▶ **WHAT TO WORK ON**
Work through the data and report how many lines include the string "nControls", giving the number alone.

▶ **RAW DATA**
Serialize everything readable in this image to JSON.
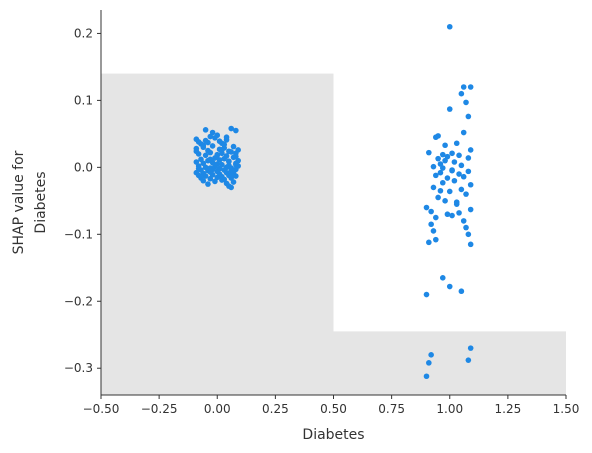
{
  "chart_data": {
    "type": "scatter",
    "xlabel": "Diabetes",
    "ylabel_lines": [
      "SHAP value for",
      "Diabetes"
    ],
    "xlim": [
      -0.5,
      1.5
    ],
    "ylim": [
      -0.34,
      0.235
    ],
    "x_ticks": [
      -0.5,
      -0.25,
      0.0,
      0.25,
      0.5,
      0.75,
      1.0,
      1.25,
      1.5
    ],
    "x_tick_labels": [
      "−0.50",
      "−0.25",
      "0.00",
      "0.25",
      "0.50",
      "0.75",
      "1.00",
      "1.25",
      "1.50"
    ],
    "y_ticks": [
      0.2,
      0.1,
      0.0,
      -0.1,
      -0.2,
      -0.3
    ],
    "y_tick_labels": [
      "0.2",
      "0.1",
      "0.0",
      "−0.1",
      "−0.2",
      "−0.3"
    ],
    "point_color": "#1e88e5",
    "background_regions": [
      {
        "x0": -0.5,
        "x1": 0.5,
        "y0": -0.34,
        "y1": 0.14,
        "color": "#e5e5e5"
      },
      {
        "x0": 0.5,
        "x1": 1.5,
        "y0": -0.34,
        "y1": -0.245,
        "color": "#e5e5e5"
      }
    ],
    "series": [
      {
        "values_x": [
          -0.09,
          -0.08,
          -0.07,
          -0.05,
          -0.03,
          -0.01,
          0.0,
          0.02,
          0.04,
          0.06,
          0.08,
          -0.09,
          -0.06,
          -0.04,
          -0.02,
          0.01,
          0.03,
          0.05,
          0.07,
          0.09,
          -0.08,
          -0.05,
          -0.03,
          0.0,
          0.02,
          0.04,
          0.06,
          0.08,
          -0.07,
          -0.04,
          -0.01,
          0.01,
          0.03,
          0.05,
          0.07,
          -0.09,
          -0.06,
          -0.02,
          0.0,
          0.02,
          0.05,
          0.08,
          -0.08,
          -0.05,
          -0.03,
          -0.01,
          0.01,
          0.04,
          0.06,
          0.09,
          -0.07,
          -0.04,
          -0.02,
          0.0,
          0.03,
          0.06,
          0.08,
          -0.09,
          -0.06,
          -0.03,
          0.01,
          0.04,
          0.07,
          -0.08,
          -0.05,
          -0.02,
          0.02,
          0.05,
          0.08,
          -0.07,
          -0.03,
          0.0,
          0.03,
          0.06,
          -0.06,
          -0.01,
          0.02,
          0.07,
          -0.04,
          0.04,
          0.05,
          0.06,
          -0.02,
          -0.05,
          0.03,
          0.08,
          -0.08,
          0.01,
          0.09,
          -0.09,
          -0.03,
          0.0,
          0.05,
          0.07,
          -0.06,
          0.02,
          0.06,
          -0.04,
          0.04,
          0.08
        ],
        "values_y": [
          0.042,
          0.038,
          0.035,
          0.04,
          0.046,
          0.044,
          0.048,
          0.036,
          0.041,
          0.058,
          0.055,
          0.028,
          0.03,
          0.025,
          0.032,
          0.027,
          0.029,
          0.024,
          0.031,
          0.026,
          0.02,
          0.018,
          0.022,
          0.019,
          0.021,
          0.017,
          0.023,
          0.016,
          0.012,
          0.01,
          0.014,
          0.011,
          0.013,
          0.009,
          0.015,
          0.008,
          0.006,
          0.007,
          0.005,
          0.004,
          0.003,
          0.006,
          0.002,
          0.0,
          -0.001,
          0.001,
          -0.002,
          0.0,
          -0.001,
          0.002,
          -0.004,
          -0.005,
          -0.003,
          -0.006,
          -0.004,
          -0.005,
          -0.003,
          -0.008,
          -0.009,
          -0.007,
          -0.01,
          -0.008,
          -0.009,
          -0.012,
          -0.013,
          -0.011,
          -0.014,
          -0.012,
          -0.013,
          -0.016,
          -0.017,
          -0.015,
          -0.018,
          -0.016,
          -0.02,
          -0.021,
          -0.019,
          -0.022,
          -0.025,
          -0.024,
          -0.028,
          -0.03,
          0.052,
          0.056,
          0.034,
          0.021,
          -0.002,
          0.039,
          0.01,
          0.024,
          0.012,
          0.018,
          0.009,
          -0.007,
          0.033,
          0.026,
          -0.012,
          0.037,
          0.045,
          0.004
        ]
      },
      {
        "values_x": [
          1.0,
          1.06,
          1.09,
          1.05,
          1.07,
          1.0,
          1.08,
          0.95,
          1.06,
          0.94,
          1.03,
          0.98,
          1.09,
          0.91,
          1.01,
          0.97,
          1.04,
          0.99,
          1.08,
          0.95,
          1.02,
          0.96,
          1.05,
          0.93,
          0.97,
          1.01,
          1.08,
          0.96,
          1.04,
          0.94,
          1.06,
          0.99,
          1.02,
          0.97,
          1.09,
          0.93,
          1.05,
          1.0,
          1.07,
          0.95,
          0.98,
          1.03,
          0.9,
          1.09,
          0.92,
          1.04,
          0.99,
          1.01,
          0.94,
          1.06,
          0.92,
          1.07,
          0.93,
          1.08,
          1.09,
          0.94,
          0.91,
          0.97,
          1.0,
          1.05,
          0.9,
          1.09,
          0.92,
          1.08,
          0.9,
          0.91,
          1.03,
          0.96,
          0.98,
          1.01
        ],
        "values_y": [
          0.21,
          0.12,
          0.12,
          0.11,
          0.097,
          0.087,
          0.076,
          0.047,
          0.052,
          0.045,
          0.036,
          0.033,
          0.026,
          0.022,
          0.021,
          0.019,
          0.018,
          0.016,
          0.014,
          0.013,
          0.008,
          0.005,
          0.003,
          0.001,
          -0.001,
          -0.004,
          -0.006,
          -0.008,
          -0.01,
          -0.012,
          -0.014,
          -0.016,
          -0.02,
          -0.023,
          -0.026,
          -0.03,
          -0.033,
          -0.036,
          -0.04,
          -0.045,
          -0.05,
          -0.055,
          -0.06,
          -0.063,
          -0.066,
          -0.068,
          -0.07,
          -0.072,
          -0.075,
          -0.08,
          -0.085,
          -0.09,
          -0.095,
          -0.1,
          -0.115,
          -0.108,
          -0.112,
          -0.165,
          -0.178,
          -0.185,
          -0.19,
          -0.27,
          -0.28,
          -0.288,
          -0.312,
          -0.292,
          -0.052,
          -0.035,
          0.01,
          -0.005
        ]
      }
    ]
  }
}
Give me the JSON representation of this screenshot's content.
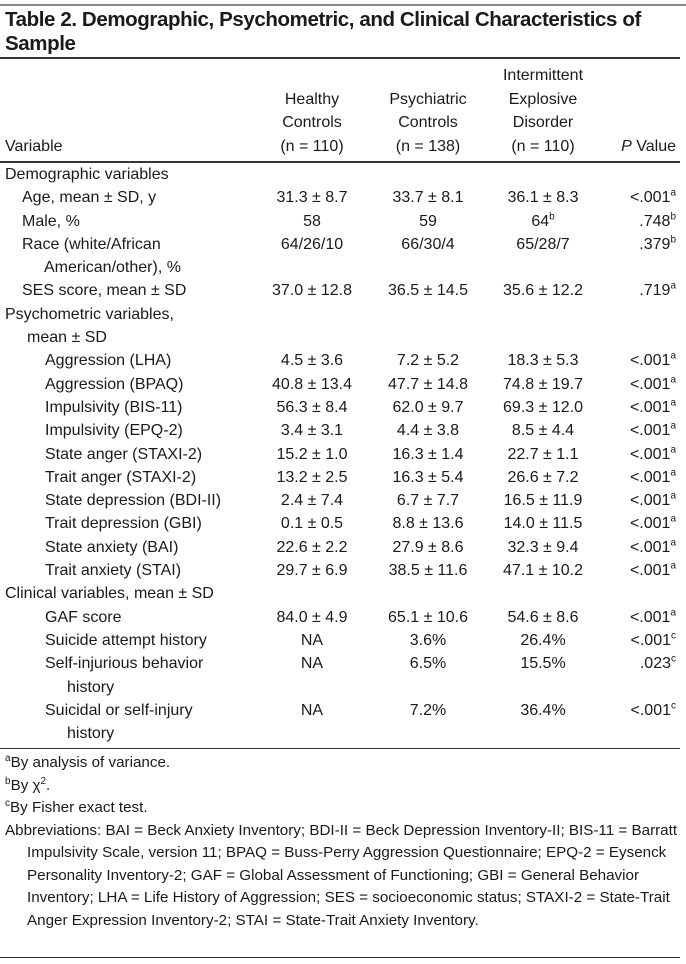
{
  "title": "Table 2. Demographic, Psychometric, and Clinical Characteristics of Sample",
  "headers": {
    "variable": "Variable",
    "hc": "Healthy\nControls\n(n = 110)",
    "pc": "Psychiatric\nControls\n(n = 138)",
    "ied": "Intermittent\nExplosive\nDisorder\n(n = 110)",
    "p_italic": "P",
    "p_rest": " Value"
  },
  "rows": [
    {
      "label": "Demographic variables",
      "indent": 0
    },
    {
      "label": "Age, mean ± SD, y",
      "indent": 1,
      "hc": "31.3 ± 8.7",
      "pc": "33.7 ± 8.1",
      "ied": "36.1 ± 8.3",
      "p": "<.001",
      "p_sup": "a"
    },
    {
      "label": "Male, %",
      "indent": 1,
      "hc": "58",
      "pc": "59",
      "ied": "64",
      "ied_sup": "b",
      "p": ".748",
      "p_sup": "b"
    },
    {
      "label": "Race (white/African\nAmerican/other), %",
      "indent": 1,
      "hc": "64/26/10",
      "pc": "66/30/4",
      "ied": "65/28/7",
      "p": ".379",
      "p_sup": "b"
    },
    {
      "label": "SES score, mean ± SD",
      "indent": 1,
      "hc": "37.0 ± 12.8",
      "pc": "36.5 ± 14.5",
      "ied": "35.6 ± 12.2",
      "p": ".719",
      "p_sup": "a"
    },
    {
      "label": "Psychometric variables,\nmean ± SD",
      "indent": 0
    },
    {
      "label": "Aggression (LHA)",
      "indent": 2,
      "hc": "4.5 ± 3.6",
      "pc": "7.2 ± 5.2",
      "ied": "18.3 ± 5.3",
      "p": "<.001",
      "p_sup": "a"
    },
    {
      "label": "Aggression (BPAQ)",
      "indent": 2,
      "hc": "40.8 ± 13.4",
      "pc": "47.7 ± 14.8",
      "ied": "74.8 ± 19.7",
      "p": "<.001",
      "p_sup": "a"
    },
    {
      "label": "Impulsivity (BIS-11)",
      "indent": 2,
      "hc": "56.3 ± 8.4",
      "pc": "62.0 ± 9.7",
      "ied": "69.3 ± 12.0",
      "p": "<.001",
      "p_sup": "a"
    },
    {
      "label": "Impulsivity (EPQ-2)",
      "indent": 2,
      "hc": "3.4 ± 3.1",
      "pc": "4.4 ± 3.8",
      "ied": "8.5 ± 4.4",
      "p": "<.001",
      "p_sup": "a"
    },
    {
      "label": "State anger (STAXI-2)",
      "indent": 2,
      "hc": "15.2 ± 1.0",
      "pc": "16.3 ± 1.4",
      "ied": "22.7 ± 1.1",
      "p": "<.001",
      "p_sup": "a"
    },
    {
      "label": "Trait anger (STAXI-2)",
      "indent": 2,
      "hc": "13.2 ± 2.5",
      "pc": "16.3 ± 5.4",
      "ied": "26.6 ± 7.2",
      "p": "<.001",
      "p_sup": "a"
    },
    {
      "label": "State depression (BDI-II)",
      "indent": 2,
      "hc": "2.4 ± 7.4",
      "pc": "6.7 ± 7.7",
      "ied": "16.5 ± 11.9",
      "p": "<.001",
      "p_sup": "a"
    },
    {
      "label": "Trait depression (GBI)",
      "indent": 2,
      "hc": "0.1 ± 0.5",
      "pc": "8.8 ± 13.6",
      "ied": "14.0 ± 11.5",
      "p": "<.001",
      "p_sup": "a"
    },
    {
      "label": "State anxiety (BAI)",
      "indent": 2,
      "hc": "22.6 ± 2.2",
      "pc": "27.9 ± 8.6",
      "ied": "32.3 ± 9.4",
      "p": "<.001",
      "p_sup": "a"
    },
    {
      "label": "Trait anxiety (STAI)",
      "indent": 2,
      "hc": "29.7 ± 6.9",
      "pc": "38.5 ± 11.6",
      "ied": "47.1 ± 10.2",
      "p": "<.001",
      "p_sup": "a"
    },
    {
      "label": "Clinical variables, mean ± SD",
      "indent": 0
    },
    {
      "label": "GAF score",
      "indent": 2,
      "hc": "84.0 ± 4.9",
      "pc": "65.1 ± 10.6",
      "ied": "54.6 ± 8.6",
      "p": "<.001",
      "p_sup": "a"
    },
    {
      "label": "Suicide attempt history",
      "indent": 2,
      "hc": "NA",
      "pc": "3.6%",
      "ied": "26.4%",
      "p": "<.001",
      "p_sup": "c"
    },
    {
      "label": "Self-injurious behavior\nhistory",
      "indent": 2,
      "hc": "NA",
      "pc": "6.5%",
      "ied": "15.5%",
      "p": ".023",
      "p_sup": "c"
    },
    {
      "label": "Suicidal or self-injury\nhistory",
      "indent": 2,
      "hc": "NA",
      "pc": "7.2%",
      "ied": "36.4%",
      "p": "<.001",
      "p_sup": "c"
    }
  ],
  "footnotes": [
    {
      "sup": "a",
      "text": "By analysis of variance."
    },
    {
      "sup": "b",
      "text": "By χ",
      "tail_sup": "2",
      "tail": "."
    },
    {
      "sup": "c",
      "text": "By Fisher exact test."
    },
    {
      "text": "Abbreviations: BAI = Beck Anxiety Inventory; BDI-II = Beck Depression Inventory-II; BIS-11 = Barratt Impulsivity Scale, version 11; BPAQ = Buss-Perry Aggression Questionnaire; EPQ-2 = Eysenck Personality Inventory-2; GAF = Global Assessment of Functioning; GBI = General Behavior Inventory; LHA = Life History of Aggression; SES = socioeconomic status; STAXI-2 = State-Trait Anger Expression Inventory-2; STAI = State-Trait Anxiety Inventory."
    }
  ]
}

▶ **ANSWER FOR THE TASK**
2